** begin Extracted information **

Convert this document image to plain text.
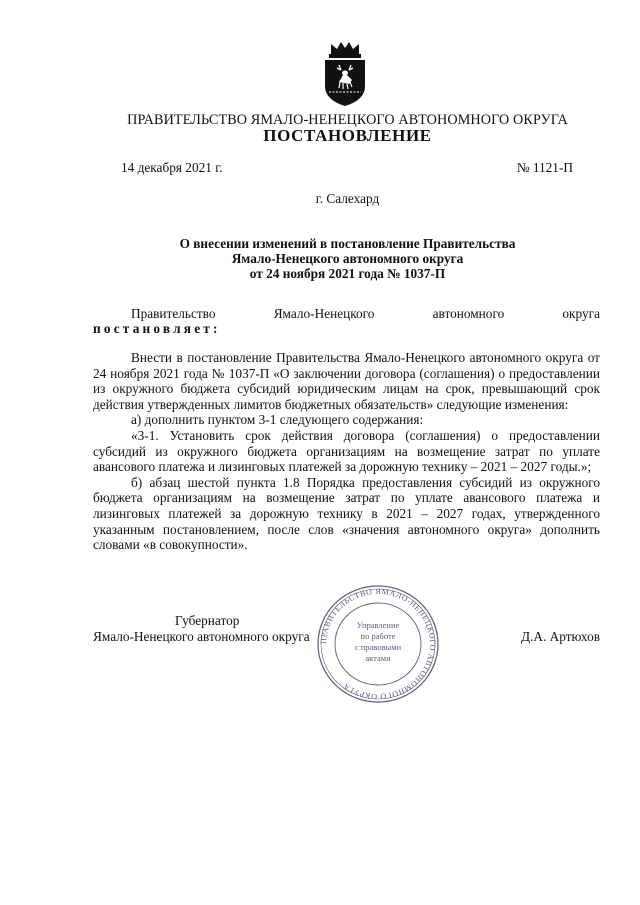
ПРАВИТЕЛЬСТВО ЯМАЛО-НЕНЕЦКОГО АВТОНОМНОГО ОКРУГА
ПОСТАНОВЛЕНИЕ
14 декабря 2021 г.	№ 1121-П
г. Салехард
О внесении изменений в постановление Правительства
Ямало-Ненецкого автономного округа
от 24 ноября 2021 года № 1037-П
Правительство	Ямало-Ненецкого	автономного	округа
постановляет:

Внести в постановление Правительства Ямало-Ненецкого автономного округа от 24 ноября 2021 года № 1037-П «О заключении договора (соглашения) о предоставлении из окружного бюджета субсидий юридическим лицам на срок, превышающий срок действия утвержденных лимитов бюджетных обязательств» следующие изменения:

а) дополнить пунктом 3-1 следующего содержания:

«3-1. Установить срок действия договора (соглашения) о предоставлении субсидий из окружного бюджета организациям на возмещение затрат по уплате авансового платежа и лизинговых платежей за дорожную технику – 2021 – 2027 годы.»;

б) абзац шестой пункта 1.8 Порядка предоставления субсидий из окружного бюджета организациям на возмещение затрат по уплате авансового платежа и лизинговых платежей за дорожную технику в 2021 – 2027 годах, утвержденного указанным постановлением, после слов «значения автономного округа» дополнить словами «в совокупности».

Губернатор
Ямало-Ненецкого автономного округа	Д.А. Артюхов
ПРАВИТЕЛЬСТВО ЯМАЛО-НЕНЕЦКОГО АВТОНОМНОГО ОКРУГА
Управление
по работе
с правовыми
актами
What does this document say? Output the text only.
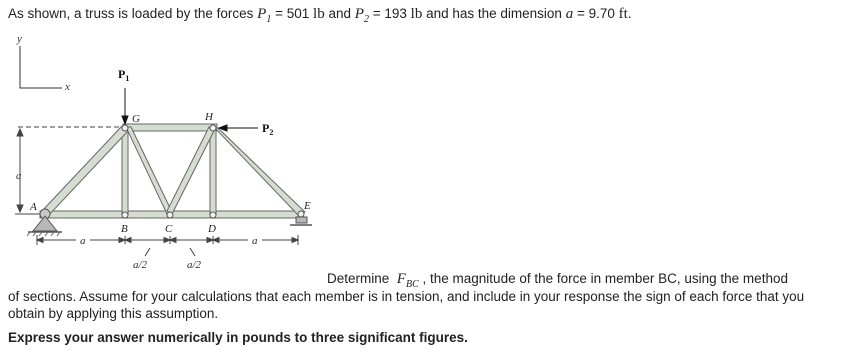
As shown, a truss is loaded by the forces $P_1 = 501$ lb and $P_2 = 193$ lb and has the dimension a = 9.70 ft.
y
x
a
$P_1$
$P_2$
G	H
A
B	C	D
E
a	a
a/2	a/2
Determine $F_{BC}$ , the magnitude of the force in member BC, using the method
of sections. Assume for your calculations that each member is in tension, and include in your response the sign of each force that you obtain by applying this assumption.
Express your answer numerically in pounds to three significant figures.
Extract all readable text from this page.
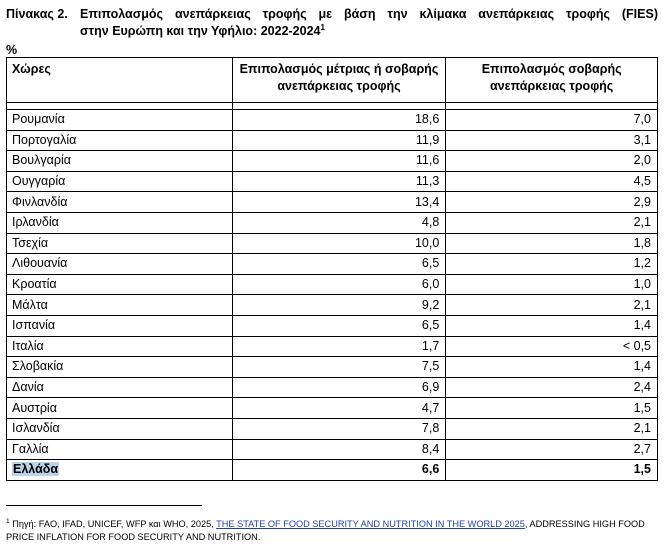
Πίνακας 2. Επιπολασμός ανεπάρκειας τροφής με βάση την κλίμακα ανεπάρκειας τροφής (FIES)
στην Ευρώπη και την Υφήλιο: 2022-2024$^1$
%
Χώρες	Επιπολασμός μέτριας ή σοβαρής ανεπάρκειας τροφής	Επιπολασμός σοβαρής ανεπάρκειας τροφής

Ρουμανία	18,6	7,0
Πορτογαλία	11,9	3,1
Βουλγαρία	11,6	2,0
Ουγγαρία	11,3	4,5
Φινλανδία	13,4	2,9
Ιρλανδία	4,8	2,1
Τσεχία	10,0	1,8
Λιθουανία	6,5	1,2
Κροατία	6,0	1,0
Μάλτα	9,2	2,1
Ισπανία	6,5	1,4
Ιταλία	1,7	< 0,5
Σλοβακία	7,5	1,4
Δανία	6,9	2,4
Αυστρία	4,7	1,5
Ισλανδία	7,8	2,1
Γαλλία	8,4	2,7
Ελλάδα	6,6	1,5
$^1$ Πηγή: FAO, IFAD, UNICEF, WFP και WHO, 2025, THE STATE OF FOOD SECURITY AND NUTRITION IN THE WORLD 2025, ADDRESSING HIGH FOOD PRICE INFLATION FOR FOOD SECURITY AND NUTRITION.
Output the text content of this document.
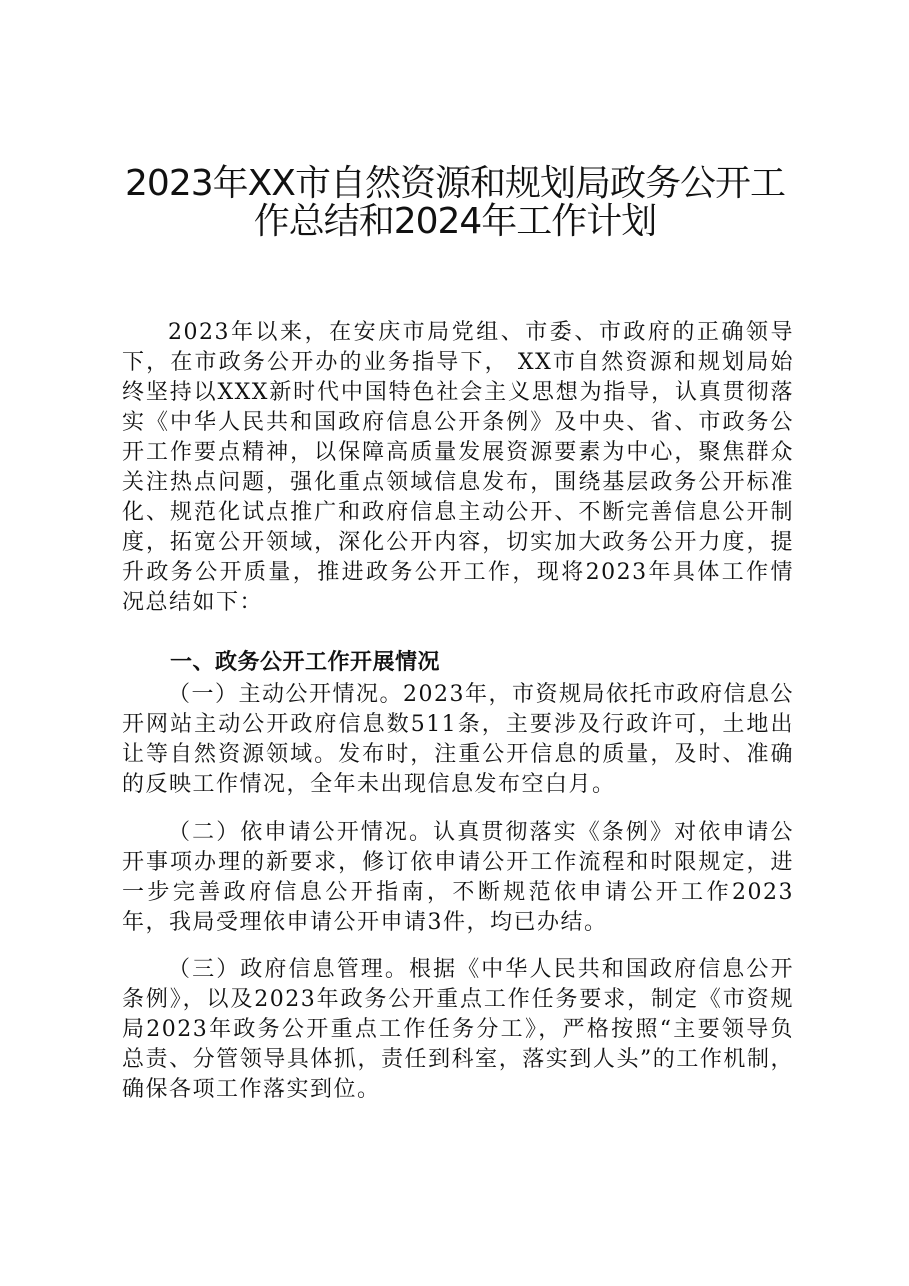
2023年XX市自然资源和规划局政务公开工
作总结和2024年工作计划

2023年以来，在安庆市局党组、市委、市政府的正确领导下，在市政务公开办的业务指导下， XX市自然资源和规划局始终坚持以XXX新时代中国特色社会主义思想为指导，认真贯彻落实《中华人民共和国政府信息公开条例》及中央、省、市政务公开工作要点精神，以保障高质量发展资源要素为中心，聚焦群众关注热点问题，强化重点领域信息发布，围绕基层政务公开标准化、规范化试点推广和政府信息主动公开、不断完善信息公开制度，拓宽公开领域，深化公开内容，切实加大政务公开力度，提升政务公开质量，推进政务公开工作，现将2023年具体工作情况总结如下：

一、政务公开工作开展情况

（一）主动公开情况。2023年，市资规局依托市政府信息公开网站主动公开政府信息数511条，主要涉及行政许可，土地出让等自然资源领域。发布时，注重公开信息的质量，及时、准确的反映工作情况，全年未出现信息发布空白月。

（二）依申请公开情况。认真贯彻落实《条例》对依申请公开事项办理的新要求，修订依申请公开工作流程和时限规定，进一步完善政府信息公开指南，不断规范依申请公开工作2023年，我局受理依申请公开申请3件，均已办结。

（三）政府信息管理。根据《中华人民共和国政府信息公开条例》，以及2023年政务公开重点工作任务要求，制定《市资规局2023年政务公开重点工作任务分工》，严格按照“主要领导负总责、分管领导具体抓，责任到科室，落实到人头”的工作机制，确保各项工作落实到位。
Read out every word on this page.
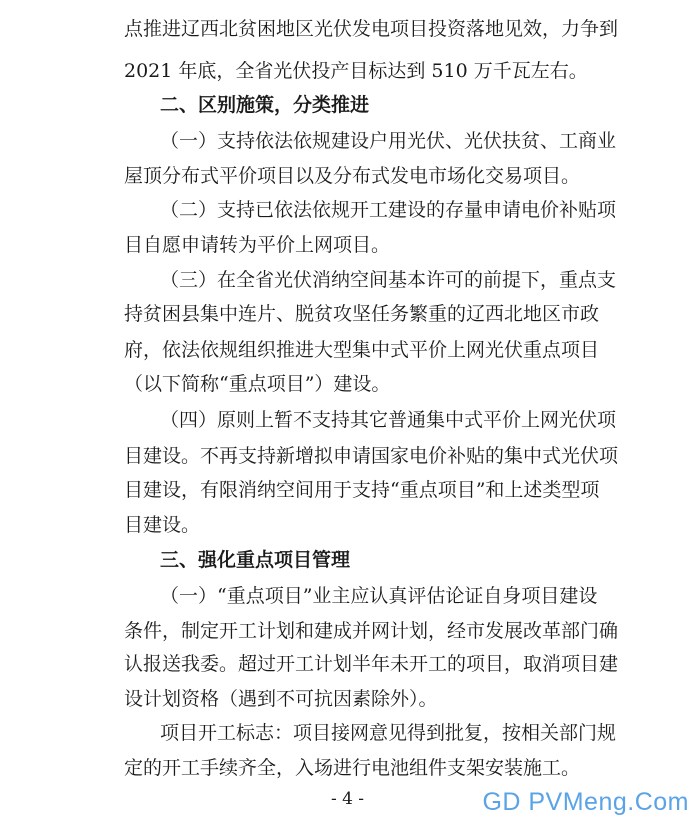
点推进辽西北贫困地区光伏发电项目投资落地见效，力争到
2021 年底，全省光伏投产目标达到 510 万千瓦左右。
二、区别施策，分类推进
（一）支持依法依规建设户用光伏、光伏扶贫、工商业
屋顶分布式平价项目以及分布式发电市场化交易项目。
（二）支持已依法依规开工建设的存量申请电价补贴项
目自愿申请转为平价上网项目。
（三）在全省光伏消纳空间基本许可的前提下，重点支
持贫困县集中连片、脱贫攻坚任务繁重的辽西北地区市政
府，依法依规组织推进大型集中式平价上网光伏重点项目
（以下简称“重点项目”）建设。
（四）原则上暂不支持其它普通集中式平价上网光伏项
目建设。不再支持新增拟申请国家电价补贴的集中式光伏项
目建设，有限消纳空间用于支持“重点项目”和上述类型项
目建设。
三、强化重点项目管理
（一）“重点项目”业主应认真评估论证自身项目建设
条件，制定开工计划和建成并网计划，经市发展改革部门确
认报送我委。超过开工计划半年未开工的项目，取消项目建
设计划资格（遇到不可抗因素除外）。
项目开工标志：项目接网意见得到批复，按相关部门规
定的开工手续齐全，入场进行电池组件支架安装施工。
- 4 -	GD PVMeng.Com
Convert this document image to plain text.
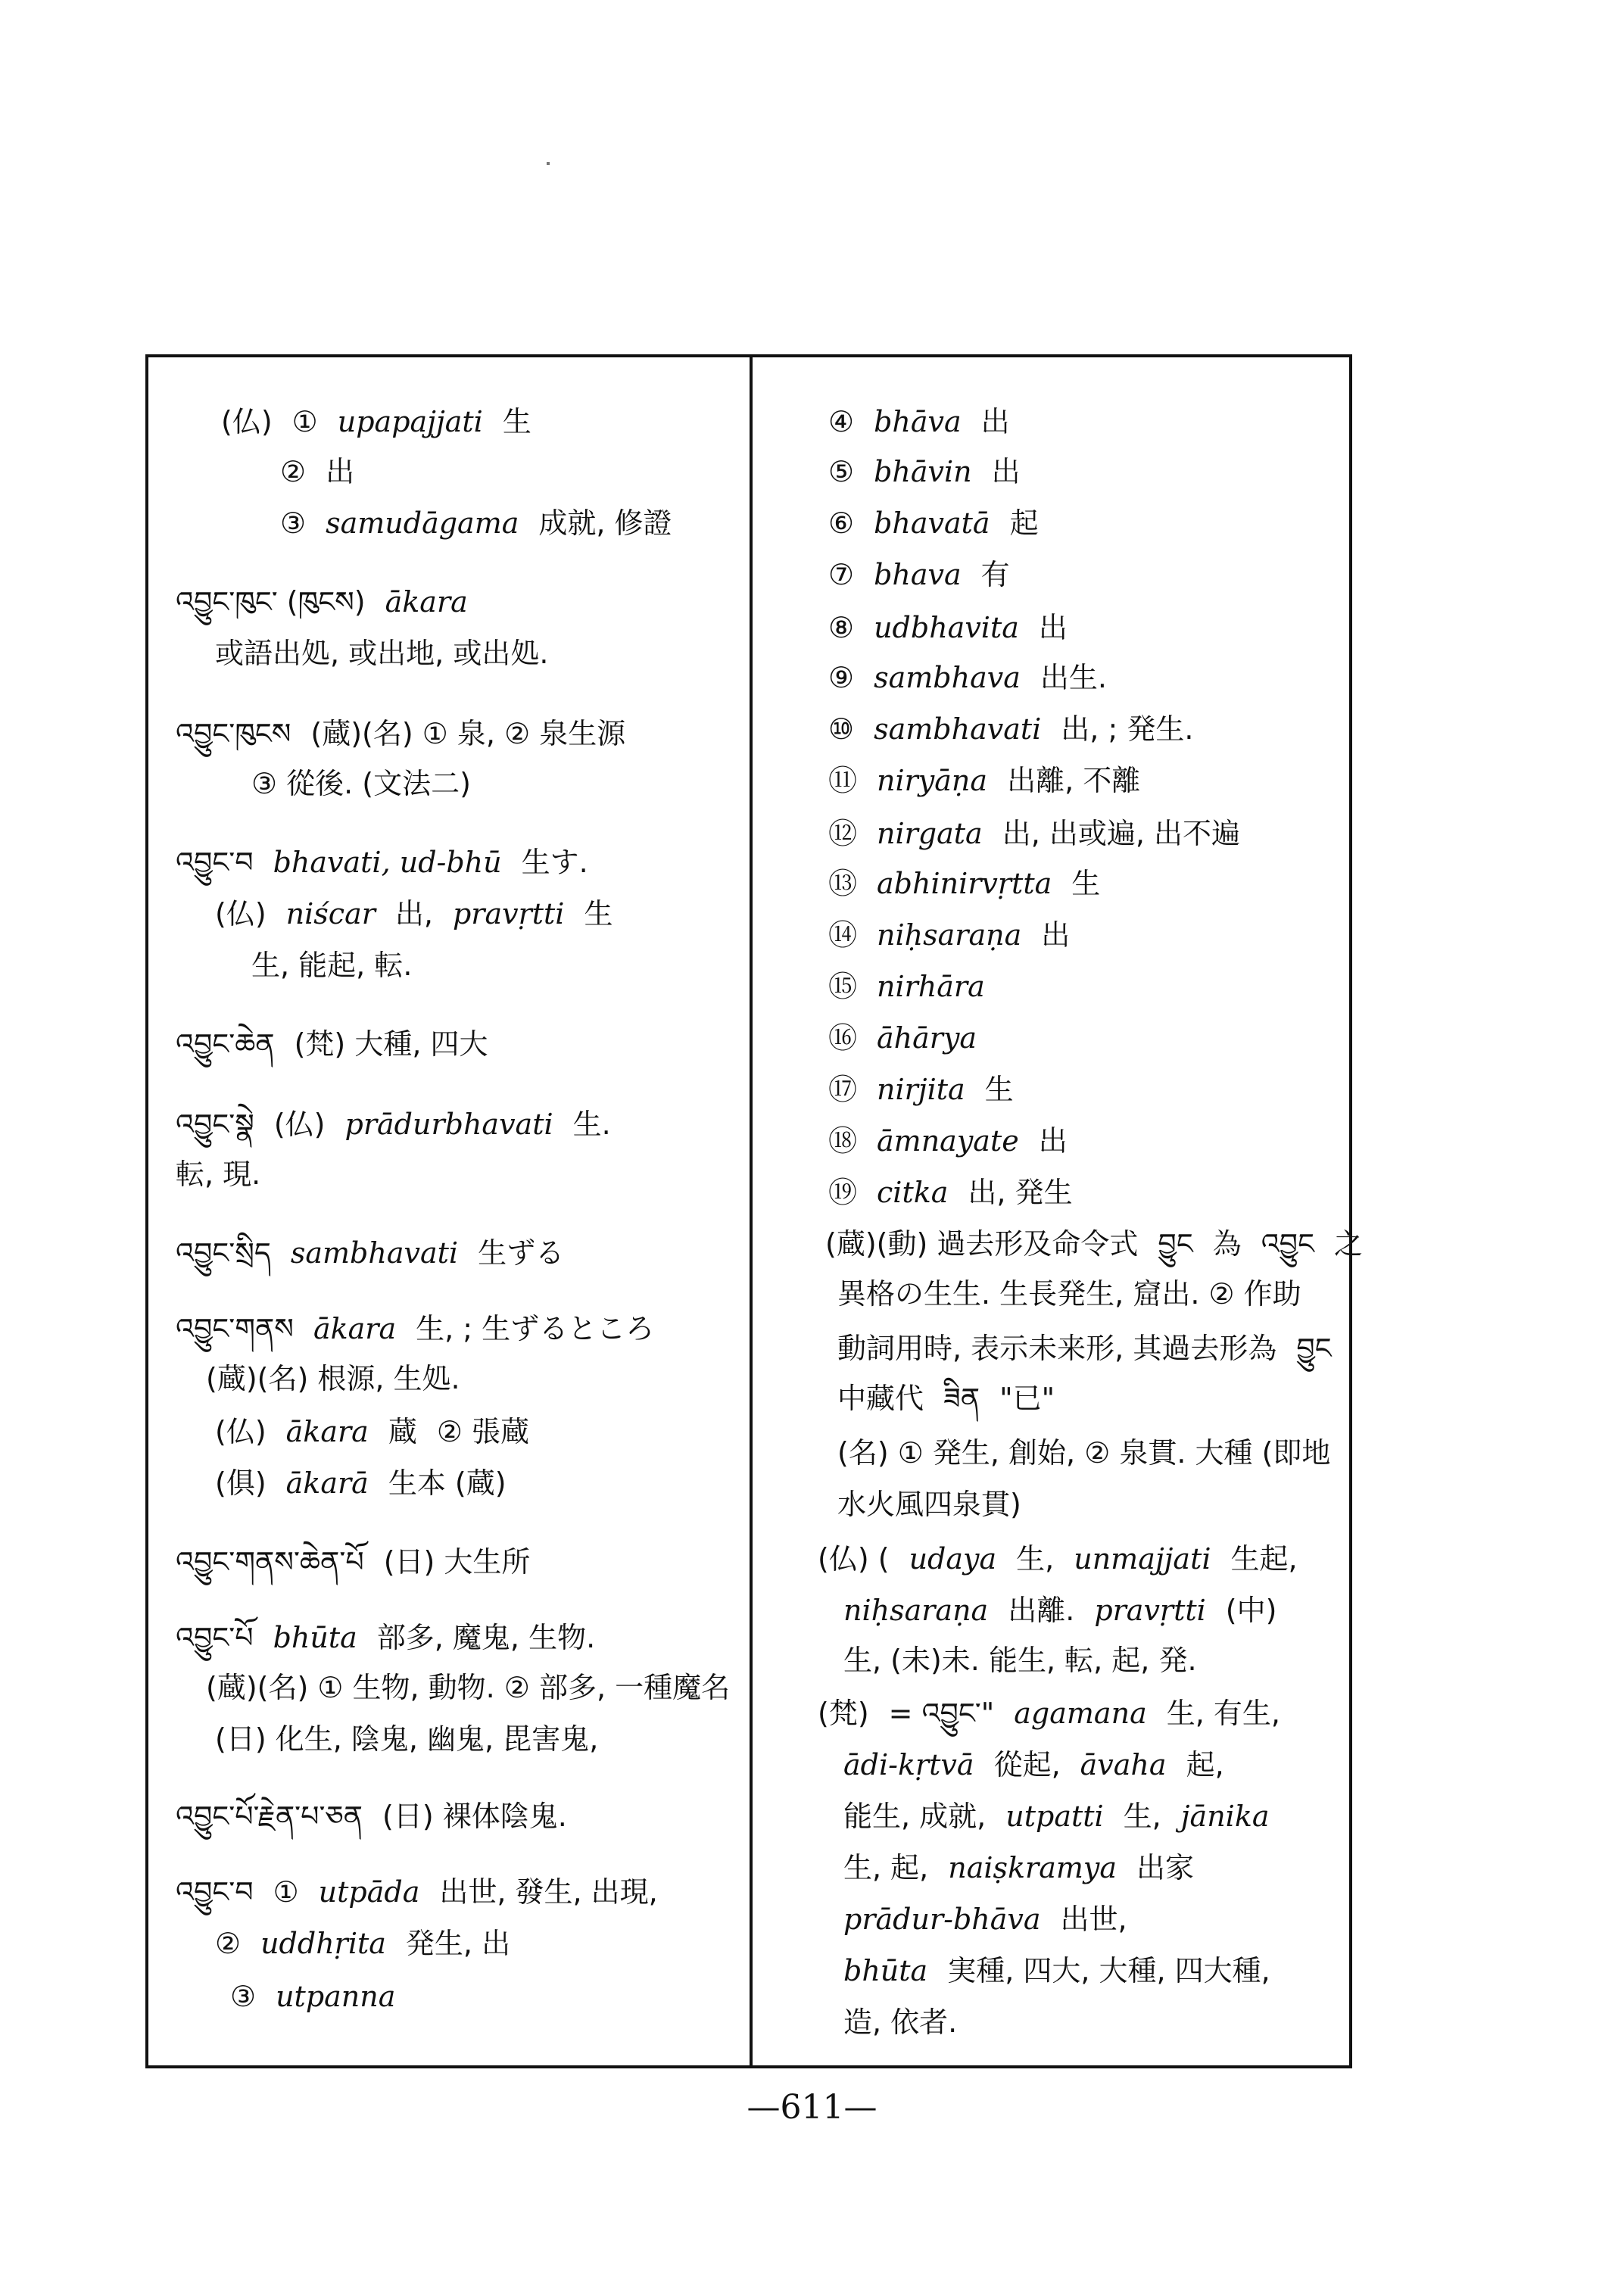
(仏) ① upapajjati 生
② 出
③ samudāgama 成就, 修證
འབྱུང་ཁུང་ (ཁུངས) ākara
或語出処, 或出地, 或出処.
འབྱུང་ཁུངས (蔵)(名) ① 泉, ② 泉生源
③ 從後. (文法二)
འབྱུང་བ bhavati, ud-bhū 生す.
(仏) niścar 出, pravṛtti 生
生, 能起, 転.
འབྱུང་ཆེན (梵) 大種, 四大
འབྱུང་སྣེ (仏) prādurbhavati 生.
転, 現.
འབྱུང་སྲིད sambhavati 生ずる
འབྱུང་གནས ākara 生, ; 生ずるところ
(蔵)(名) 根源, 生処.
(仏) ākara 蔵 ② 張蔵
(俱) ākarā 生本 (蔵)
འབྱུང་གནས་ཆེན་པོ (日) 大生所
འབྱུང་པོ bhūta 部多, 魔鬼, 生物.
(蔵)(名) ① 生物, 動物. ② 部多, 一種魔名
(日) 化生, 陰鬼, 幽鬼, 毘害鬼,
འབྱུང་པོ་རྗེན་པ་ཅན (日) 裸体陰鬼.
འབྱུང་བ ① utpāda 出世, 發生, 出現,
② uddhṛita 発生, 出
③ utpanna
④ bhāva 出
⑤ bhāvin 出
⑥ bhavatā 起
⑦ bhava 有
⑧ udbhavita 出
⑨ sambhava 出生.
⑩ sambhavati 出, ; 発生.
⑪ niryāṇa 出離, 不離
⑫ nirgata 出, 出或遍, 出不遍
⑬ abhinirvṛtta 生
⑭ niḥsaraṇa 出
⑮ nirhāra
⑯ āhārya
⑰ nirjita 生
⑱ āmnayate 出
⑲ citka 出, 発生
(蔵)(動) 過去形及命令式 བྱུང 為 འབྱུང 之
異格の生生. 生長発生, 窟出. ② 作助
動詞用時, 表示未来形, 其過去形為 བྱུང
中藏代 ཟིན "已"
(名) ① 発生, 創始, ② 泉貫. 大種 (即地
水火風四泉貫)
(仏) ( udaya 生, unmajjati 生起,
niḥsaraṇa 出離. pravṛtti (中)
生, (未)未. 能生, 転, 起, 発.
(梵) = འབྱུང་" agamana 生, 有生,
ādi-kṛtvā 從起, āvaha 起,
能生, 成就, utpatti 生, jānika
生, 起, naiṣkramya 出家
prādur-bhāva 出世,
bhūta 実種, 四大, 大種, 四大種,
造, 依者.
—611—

** end Extracted information **

### Aim
Gather all lines of the records that include the word "sambhavati".

### Exercise result
འབྱུང་སྲིད sambhavati 生ずる
⑩ sambhavati 出, ; 発生.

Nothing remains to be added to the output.